WHAT IS REQUIRED – Identify each line below containing the string "покупатель" and copy it.

STORED ROWS –

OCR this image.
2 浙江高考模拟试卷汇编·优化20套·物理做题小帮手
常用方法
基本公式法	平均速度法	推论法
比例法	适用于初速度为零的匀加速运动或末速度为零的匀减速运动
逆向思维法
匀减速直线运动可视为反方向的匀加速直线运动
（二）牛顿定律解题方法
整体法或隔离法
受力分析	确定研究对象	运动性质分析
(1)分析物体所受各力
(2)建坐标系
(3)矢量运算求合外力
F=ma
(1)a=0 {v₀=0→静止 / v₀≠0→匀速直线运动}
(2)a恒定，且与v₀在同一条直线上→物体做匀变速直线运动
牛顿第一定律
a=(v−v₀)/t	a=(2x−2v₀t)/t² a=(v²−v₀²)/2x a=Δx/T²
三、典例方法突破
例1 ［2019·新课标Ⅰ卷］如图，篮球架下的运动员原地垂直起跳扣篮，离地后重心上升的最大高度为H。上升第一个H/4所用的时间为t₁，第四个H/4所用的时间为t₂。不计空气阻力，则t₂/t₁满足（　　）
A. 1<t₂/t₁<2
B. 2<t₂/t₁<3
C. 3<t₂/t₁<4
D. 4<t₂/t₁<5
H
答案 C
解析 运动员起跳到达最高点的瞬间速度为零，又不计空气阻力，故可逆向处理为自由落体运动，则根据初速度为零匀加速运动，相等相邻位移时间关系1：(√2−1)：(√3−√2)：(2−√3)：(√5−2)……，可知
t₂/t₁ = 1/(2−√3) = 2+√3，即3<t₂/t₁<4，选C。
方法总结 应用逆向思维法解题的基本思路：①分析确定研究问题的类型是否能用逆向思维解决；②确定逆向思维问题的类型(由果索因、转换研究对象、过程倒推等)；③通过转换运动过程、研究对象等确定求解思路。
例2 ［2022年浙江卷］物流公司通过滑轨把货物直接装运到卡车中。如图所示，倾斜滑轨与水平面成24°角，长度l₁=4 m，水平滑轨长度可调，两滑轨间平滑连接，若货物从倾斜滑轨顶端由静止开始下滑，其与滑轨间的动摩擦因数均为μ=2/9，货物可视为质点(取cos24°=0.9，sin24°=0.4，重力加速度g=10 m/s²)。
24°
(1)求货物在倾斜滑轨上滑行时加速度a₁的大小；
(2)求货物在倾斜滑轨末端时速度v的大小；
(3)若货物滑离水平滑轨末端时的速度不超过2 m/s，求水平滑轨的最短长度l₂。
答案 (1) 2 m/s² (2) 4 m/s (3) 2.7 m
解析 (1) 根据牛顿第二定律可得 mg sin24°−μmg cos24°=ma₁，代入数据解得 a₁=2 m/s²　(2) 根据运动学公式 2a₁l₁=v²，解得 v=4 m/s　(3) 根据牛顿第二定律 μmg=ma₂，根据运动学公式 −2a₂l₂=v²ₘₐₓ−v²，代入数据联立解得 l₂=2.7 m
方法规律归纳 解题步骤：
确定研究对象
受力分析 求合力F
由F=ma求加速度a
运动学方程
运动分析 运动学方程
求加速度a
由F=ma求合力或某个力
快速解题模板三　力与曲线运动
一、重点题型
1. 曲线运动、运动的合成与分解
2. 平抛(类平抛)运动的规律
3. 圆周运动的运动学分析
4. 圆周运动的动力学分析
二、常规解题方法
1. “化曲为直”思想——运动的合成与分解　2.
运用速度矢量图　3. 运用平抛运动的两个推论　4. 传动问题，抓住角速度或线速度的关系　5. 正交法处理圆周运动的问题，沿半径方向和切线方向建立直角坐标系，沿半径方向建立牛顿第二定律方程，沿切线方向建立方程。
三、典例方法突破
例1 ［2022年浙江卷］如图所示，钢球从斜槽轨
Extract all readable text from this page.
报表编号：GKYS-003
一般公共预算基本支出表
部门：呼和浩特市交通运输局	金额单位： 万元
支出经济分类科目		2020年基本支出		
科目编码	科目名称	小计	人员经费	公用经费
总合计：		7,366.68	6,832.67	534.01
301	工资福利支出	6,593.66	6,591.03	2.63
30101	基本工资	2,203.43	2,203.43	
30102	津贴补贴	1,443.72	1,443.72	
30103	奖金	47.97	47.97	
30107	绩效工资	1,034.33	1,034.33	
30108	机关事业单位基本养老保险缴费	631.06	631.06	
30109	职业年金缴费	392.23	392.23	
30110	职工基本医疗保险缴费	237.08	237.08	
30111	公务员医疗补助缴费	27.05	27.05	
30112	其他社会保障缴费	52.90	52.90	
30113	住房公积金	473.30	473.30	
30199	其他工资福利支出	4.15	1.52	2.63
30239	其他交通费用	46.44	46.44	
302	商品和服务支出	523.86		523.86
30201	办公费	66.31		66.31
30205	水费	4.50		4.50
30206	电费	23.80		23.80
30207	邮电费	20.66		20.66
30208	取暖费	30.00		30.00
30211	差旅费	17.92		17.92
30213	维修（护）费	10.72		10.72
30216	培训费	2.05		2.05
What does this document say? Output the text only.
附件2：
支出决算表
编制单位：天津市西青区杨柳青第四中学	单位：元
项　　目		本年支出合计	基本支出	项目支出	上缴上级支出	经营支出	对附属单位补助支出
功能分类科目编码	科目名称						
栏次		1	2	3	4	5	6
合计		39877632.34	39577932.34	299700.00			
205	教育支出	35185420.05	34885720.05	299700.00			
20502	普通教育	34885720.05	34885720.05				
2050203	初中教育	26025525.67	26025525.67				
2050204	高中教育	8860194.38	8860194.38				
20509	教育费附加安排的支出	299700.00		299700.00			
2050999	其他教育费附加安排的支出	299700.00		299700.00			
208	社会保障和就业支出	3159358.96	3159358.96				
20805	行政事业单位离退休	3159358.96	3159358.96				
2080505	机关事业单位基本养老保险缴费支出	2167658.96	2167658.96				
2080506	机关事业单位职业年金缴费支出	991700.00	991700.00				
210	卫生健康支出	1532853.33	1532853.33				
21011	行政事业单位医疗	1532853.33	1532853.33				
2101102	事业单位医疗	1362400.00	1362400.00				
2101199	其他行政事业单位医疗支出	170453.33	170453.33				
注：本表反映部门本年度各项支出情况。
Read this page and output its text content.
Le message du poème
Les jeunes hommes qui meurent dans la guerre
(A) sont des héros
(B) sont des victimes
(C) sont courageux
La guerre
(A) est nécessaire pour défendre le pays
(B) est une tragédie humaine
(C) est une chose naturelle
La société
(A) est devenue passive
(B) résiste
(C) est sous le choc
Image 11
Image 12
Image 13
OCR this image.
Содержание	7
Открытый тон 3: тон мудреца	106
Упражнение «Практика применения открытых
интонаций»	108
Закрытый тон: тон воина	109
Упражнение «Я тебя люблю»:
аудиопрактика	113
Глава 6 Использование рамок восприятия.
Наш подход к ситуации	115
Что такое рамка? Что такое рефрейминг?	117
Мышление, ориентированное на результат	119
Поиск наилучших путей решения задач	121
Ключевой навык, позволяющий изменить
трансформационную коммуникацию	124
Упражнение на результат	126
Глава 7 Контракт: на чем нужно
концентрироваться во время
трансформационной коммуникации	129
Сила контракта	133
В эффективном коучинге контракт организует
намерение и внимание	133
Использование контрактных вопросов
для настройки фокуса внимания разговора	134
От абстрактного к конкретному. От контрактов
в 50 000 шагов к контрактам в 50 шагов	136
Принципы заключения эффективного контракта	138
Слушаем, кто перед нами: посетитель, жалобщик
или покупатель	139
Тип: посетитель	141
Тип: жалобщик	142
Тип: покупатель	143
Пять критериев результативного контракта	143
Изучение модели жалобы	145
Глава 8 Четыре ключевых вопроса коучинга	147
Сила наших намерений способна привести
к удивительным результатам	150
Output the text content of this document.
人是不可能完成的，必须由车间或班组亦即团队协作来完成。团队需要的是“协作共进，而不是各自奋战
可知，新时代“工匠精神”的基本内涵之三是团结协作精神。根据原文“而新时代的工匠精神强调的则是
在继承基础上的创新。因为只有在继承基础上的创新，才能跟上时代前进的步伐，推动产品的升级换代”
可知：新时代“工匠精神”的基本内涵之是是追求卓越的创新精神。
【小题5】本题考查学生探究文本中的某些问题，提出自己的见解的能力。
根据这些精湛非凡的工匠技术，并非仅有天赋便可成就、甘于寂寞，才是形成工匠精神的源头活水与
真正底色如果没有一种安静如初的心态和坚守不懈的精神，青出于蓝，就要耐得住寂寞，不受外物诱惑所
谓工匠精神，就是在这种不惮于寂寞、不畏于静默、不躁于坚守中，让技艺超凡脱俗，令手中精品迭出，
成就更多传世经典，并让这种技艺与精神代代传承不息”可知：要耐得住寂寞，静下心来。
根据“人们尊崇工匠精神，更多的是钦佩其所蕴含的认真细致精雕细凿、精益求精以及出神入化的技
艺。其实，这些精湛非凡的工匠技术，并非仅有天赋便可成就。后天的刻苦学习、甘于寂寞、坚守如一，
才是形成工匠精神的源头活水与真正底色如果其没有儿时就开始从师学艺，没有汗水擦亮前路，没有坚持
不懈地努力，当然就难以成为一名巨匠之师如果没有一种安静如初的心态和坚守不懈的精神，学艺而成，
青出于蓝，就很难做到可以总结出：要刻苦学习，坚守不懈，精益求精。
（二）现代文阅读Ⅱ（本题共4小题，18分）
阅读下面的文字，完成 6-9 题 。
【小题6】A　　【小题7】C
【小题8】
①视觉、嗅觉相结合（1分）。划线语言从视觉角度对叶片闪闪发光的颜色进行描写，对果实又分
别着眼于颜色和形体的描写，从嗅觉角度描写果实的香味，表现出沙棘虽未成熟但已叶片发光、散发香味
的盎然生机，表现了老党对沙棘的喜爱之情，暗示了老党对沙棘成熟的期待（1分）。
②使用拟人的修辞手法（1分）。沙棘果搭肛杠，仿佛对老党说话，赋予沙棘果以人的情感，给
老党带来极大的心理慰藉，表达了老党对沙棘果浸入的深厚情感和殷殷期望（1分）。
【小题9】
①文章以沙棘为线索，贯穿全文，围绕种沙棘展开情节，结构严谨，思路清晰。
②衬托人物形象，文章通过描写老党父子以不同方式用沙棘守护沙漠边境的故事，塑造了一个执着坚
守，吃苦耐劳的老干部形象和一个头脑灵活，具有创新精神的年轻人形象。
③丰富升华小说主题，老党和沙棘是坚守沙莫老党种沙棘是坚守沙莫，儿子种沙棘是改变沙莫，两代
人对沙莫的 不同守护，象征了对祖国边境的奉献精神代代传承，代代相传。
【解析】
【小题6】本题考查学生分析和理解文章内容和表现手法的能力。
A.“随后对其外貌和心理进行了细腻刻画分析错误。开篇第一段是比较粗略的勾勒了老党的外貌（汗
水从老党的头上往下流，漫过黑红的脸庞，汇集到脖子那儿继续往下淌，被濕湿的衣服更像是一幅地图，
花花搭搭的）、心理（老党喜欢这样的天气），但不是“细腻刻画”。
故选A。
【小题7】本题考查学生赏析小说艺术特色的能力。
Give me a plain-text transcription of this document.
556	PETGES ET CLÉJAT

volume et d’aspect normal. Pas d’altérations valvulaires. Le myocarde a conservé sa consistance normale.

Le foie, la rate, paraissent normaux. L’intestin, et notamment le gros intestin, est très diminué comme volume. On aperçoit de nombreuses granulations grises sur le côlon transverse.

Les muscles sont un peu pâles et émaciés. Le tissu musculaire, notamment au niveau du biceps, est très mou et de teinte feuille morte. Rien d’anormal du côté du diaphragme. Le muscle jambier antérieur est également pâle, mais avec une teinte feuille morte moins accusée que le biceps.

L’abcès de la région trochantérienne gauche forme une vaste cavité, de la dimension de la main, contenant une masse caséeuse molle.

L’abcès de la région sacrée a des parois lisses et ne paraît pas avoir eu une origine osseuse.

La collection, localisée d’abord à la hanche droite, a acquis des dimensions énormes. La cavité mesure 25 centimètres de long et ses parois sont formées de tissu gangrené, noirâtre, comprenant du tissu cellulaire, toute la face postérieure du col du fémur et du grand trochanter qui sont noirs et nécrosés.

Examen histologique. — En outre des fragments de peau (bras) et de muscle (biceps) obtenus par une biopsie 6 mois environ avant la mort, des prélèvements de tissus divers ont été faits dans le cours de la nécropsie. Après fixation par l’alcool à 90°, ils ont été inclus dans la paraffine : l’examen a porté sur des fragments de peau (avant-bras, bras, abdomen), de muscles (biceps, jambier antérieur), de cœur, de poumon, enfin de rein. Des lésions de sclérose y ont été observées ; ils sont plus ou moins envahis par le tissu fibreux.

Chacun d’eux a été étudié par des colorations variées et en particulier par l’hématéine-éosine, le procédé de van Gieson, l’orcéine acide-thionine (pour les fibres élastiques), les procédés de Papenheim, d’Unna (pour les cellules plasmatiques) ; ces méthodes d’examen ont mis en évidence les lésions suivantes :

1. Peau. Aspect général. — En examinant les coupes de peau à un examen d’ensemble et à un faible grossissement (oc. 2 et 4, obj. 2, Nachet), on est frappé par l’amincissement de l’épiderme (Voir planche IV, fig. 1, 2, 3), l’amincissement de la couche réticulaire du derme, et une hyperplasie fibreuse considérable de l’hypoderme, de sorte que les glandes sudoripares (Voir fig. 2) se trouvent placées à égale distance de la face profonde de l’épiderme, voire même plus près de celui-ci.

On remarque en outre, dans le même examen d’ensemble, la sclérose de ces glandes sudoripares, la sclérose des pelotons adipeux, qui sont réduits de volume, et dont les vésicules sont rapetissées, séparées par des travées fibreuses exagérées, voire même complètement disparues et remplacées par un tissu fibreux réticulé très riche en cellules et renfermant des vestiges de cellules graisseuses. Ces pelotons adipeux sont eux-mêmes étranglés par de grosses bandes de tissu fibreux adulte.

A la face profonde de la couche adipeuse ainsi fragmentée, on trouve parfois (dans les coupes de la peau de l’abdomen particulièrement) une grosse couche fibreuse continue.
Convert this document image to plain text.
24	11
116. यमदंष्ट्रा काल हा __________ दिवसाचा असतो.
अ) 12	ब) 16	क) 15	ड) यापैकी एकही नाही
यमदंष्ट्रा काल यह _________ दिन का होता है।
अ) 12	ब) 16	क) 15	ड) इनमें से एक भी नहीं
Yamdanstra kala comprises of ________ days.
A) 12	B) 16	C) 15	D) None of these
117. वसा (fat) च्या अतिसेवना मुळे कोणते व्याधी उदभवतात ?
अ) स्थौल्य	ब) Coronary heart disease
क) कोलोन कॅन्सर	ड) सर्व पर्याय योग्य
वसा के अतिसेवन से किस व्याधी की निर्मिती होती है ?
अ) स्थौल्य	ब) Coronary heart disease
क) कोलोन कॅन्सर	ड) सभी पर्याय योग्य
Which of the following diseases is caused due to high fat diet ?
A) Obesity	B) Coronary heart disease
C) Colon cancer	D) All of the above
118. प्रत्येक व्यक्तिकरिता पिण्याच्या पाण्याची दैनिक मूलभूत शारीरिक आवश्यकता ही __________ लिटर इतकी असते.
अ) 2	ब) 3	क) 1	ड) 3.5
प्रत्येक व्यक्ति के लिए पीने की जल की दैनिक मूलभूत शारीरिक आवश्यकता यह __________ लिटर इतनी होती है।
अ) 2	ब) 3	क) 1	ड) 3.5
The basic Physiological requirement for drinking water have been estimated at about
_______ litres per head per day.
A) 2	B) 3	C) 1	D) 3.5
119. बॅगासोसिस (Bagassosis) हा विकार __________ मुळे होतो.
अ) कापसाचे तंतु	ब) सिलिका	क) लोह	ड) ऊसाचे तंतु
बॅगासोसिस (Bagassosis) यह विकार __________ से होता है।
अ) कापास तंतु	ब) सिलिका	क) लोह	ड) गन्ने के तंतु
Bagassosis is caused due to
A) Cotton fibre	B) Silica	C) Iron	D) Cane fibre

TASK OUTPUT –
или покупатель	139
Тип: покупатель	143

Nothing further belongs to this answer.